→ Exercise description
Read through the entries below and return each line with the word "estojo".

+ + + + +

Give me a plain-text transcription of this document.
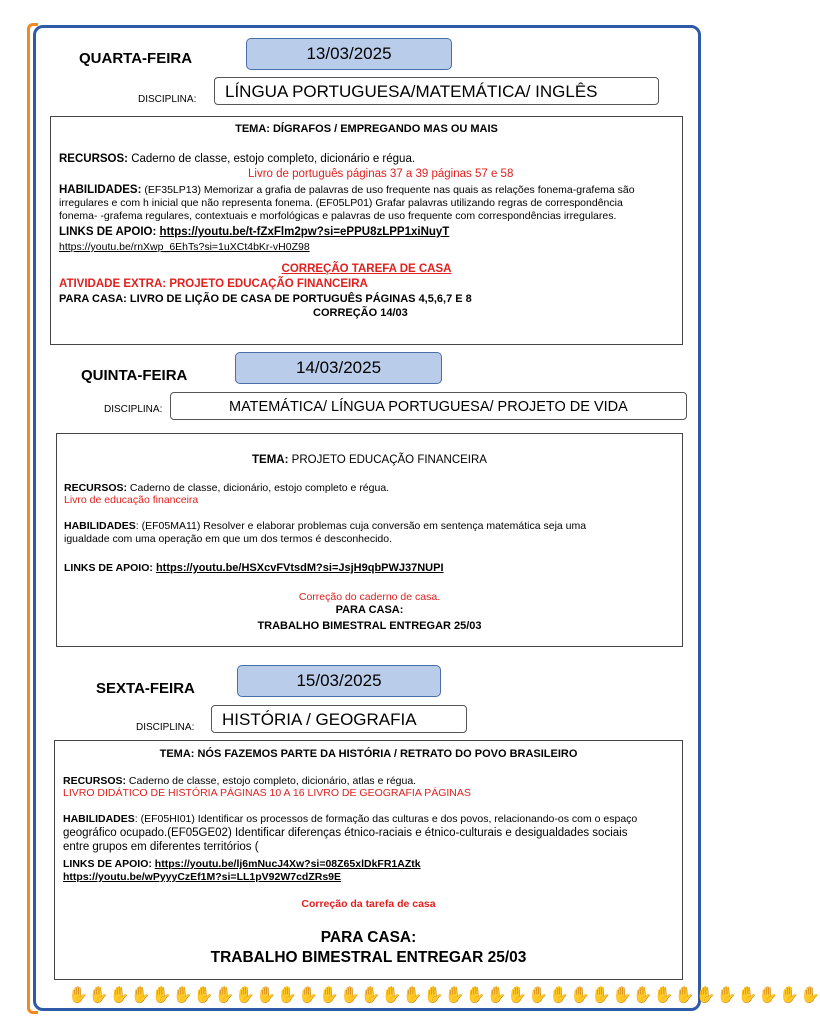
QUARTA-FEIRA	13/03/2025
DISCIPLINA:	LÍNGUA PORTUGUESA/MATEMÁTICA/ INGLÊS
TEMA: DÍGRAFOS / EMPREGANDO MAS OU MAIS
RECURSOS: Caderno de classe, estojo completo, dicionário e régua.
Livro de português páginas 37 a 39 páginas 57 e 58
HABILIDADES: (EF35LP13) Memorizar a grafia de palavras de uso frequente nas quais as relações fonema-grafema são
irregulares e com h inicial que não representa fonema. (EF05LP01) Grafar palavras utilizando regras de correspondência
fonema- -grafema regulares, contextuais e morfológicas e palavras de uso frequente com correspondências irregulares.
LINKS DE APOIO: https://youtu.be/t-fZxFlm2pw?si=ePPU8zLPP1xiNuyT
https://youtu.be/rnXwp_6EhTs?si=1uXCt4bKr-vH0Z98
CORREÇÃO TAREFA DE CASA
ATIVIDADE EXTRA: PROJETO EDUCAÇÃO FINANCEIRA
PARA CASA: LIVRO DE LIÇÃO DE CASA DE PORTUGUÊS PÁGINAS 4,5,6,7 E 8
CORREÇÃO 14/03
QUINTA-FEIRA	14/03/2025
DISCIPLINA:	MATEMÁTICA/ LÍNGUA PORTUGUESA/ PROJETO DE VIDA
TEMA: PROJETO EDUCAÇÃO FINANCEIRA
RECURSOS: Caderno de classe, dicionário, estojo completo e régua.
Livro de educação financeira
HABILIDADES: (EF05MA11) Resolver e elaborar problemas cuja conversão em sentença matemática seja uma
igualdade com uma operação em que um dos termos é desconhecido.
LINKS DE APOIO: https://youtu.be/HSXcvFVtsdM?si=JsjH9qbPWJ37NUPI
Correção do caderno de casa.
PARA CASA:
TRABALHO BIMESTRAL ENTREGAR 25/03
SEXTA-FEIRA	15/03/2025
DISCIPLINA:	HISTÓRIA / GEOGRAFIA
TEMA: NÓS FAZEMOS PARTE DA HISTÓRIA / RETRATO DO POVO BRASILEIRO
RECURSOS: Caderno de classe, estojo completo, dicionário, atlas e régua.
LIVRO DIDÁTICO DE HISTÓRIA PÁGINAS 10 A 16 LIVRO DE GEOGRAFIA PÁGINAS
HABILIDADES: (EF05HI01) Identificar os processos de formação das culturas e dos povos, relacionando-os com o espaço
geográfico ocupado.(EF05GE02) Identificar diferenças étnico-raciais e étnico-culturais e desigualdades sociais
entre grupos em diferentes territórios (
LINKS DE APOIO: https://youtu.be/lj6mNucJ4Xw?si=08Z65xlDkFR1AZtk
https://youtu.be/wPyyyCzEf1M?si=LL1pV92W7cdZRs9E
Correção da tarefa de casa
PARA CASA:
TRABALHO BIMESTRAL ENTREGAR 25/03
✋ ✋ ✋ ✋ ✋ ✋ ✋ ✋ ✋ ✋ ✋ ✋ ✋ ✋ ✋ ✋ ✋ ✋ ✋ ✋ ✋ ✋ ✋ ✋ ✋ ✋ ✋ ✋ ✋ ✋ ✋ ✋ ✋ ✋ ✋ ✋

+ + + + +

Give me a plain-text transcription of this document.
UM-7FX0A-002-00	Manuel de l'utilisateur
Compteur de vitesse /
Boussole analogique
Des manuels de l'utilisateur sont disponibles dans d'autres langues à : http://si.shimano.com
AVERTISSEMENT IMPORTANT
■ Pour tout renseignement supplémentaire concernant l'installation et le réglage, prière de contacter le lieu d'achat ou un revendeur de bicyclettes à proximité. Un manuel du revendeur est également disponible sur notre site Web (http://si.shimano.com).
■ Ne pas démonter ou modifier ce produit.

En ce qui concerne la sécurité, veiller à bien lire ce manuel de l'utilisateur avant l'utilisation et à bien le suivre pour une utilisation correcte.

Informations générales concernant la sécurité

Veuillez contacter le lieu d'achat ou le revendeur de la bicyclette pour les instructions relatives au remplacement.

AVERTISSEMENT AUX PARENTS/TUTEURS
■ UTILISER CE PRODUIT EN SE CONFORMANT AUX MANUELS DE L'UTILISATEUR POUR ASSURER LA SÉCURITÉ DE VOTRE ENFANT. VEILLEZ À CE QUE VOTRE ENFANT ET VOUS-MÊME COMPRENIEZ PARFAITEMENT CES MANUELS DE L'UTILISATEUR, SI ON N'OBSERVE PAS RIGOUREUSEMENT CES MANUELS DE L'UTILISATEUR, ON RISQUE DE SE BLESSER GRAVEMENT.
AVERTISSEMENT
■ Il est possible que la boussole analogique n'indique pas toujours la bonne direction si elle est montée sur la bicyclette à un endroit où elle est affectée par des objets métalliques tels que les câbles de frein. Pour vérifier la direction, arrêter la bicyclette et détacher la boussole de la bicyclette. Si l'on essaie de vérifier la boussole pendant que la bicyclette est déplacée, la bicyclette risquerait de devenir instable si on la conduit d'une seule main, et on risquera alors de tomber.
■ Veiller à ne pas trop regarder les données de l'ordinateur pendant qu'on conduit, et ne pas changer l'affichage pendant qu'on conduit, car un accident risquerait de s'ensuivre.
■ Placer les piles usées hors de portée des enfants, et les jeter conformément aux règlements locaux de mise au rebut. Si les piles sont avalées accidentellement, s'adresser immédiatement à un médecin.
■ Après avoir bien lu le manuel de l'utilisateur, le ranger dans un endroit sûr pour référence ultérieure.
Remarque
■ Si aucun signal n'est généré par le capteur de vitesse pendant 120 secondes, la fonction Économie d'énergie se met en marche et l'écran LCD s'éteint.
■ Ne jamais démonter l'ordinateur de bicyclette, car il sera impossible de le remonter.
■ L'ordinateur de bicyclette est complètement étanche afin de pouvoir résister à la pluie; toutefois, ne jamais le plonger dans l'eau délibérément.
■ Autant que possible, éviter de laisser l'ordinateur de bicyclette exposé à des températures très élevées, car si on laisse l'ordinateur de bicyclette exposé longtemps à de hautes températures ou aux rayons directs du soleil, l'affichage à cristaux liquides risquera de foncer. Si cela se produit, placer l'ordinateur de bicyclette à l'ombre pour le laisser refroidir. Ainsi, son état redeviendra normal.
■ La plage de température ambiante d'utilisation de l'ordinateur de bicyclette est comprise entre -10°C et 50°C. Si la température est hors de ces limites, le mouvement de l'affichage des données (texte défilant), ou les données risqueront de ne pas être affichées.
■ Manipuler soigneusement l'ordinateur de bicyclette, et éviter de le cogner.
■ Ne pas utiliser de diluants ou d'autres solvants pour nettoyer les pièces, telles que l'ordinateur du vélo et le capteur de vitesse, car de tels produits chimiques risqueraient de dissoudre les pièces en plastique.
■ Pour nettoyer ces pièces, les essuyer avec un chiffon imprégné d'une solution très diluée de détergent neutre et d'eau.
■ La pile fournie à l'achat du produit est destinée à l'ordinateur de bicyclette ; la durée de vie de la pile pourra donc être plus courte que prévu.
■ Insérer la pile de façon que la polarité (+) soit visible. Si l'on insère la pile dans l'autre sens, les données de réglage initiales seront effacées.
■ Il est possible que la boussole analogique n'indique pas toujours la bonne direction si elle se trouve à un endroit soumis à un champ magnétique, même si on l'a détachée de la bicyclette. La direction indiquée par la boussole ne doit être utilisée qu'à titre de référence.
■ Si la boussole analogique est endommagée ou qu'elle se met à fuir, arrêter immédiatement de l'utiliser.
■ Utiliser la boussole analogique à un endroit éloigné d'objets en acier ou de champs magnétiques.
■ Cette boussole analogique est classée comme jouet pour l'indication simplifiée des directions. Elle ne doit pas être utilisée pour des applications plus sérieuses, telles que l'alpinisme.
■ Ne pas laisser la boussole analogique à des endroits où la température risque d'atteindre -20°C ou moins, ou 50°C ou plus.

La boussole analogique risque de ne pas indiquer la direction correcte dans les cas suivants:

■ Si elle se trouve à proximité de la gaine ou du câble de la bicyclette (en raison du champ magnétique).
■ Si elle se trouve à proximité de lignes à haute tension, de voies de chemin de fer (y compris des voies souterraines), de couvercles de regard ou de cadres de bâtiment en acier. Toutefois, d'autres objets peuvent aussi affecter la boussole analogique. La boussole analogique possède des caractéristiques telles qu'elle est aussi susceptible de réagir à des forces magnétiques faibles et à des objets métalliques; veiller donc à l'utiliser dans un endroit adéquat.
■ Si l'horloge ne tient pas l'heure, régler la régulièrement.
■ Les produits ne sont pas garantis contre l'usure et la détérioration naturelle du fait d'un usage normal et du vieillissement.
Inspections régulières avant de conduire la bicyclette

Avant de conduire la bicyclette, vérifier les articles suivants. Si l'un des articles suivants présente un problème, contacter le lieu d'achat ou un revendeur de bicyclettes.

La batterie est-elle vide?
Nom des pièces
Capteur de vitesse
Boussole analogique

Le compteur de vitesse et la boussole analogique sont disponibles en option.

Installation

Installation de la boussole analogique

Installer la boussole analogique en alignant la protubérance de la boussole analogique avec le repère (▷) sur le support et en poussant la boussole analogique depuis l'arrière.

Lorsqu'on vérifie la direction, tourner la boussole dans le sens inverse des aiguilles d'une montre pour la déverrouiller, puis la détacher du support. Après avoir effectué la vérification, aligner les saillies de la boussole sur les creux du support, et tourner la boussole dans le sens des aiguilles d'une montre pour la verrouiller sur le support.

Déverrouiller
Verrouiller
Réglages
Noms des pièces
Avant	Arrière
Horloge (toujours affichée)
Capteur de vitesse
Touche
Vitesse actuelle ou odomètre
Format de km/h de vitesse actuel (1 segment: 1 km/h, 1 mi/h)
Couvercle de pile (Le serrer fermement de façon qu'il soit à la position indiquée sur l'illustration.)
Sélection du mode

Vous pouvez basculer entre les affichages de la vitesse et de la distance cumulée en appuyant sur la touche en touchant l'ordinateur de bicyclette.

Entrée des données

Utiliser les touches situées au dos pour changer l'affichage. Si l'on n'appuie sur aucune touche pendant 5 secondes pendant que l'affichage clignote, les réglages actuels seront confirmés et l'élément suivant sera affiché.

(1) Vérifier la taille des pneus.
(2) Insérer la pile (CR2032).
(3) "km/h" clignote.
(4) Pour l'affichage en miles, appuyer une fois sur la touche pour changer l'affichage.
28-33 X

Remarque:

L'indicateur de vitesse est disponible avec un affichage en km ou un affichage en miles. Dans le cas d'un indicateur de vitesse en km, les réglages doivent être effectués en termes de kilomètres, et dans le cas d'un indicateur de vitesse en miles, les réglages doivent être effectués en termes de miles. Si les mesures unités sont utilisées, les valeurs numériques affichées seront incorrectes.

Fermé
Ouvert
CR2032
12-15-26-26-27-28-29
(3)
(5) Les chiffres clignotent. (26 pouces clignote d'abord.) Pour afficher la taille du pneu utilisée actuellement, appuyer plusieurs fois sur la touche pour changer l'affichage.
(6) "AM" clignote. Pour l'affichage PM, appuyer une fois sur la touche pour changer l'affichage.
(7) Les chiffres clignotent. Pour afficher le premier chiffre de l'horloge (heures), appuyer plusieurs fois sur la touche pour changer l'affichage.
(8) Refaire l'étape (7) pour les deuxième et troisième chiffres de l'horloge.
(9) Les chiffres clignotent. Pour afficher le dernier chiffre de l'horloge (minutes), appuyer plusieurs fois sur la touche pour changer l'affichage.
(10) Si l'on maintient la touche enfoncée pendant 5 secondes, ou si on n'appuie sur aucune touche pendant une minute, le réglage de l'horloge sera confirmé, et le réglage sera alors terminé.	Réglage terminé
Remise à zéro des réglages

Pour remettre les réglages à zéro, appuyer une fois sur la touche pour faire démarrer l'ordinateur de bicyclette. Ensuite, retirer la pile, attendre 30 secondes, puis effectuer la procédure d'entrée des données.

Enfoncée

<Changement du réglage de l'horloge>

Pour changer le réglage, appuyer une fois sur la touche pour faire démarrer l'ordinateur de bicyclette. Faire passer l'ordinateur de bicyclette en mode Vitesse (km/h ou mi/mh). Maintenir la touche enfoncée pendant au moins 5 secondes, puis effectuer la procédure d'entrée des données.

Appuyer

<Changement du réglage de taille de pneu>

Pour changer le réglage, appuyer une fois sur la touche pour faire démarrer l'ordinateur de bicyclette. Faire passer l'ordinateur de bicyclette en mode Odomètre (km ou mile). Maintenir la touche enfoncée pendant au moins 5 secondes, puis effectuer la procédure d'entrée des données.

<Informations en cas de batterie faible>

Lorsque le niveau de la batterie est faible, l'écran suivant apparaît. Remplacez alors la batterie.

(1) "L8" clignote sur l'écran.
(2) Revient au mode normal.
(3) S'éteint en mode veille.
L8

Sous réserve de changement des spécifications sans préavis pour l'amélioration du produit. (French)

+ + + + +

→ Solution to this problem
RECURSOS: Caderno de classe, estojo completo, dicionário e régua.
RECURSOS: Caderno de classe, dicionário, estojo completo e régua.
RECURSOS: Caderno de classe, estojo completo, dicionário, atlas e régua.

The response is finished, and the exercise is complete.